La fiducia dei cittadini nei confronti degli amministratori della cosa pubblica è ai minimi storici. Etica e moralità non sembrano far parte del vocabolario del buon politico. Ma c’è stato un tempo in cui questi erano i valori di chi sceglieva di perseguire il bene comune. Erano i tempi dell’impegno politico di Corrado Belci, istriano, esule a Trieste, giornalista, grande attore in quella stagione di forte trasformazione che ha caratterizzato la nostra città dal dopoguerra in poi. Da segretario provinciale della Dc a parlamentare per tre legislature dal 1963 al ’79, Belci fu anche sottosegretario al commercio estero, e figura di spicco del cattolicesimo democratico con una visione profondamente laica della politica. A un anno dalla sua scomparsa è stato ricordato nel convegno organizzato dall’Istituto Sturzo nell’aula magna della facoltà di Scienze della formazione.

 

A rievocare il suo pensiero il figlio Franco Belci, segretario regionale della Cgil (presenti anche la moglie e gli altri figli): «Ci ha lasciato molto come impegno politico e spirito di servizio. Profondamente religioso e laico, ha saputo distinguere i valori in cui credeva con la consapevolezza che non potevano essere imposti». Ricordare l’impegno di Corrado Belci non è solo un’occasione memorialistica, ha detto il rettore Francesco Peroni, «ma un modo per ritrovarci sui temi e sul suo messaggio che sono un patrimonio di attualità». Un presente che per il sindaco Cosolini ha assolutamente bisogno di una buona politica «per uscire da una crisi non solo economica ma anche morale. Le testimonianze di buona politica fanno bene». A scandagliare quella che fu la buona politica di Belci sono stati i suoi compagni di partito, come Dario Rinaldi: «Fu uomo di fede, cristiano convinto, impegnato in politica per perseguire il bene comune, quando la democrazia si poteva costruire solo sui principi della Costituzione». Si è soffermato sulla partecipazione alla vita politica triestina Guido Bodrato, che con Belci, Giovanni Galloni e Beppe Pisanu faceva parte di quella che era chiamata “la banda dei quattro fedelissimi” dell’allora segretario Dc Benigno Zaccagnini: «Trieste era il problema di Belci e alcune questioni sono rimaste irrisolte per questioni strutturali, ma ha saputo creare un ponte ideale tra la città e il mondo attraverso il Collegio del mondo unito».

 

Lo storico Raoul Pupo ha ricostruito il suo percorso di esule, di giornalista prima come direttore dell’Arena di Pola e poi al Gazzettino e soprattutto nella redazione di Vita Nuova, «un vero laboratorio – così Pupo – del cattolicesimo di frontiera. Ma la vera sfida di Belci è stata quella di voler dare a Trieste un futuro con l’idea di farla diventare una città di frontiera oltre i vincoli internazionali di fronte ad una società civile recalcitrante». Per Giovanni Miccoli Belci in questi ultimi anni guardava alla politica con preoccupazione che si «stravolgesse la Costituzione con il rischio dello spegnimento progressivo della tradizione della Democrazia cristiana per far fronte ai moderni clericalismi». A ricordarlo anche Giuseppe Bachelet, figlio del giurista ucciso dalle Brigate rosse: «Bisogna tenere viva la memoria di chi ha avuto una visione reale e non strumentale della democrazia».

■ **RIGHE RACCOLTE**

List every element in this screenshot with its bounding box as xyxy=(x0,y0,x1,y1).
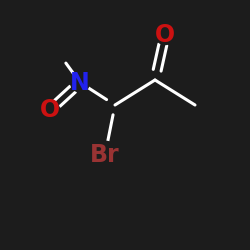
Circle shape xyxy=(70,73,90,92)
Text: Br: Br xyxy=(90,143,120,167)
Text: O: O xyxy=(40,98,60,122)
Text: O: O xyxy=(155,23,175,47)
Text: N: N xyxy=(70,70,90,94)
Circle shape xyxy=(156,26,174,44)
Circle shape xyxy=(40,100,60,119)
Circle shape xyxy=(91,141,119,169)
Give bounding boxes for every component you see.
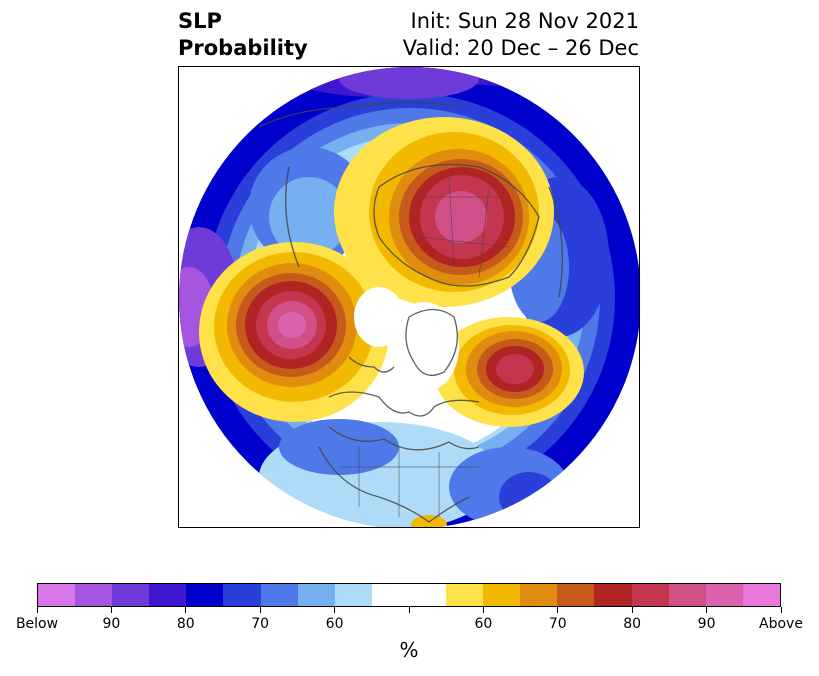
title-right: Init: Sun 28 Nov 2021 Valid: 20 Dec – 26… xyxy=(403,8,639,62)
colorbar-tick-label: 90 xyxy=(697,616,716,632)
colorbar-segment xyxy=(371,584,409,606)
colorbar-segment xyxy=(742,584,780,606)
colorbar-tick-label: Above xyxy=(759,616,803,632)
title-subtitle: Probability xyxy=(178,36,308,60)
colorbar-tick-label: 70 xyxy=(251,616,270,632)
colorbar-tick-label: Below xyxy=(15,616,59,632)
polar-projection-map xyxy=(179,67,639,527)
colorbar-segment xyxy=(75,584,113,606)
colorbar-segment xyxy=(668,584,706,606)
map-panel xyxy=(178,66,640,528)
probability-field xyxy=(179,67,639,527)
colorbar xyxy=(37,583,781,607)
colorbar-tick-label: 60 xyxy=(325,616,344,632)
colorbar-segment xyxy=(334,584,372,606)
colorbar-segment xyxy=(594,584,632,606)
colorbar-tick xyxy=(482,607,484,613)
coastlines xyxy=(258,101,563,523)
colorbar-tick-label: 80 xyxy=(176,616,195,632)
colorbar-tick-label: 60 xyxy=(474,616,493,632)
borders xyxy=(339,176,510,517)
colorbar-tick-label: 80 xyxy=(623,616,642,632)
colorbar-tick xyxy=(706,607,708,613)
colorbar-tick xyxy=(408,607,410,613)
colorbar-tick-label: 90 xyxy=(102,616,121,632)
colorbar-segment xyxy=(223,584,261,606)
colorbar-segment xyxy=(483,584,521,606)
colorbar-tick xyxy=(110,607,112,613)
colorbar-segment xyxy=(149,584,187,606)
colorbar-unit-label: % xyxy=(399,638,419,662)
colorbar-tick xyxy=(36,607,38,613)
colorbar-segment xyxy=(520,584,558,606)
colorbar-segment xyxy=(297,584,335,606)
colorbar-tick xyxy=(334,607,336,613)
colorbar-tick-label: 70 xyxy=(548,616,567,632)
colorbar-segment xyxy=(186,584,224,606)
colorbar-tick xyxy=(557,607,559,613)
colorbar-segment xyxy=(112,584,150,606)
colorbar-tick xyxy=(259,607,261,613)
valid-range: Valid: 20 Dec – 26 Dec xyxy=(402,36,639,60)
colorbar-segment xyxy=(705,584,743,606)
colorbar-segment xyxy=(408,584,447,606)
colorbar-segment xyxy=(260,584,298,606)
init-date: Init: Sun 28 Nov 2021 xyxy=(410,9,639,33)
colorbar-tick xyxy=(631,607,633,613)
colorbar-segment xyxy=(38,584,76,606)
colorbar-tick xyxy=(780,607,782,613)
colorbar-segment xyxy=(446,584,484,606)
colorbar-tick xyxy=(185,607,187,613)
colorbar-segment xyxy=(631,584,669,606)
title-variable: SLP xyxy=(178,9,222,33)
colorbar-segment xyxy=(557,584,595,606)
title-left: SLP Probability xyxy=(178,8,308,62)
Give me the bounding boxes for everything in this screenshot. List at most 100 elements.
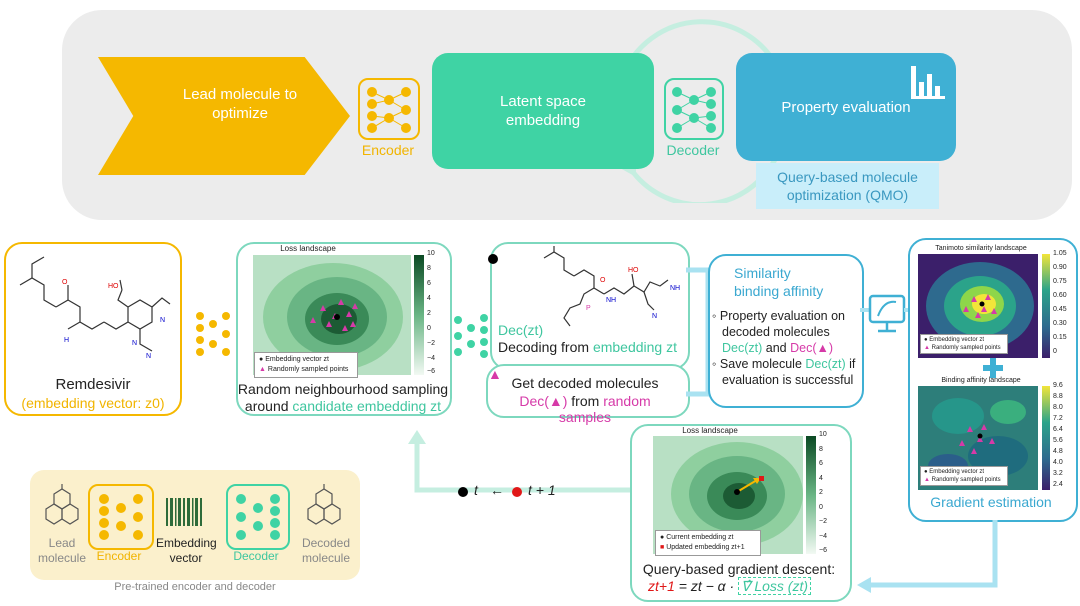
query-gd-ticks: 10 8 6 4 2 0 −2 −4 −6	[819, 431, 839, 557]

■ **ESERCIZIO PROPOSTO**
Riassumi in due frasi il testo sul convegno dedicato a Corrado Belci.

■ **SOLUZIONE SVOLTA**
A un anno dalla scomparsa di Corrado Belci, istriano esule a Trieste, giornalista, parlamentare Dc per tre legislature dal 1963 al '79 e sottosegretario al commercio estero, l'Istituto Sturzo lo ha ricordato con un convegno nell'aula magna della facoltà di Scienze della formazione. Il figlio Franco, il rettore Peroni, il sindaco Cosolini, compagni di partito come Rinaldi e Bodrato, lo storico Pupo, Giovanni Miccoli e Giuseppe Bachelet ne hanno rievocato la fede, la visione laica della politica, lo spirito di servizio e l'impegno per dare un futuro a Trieste.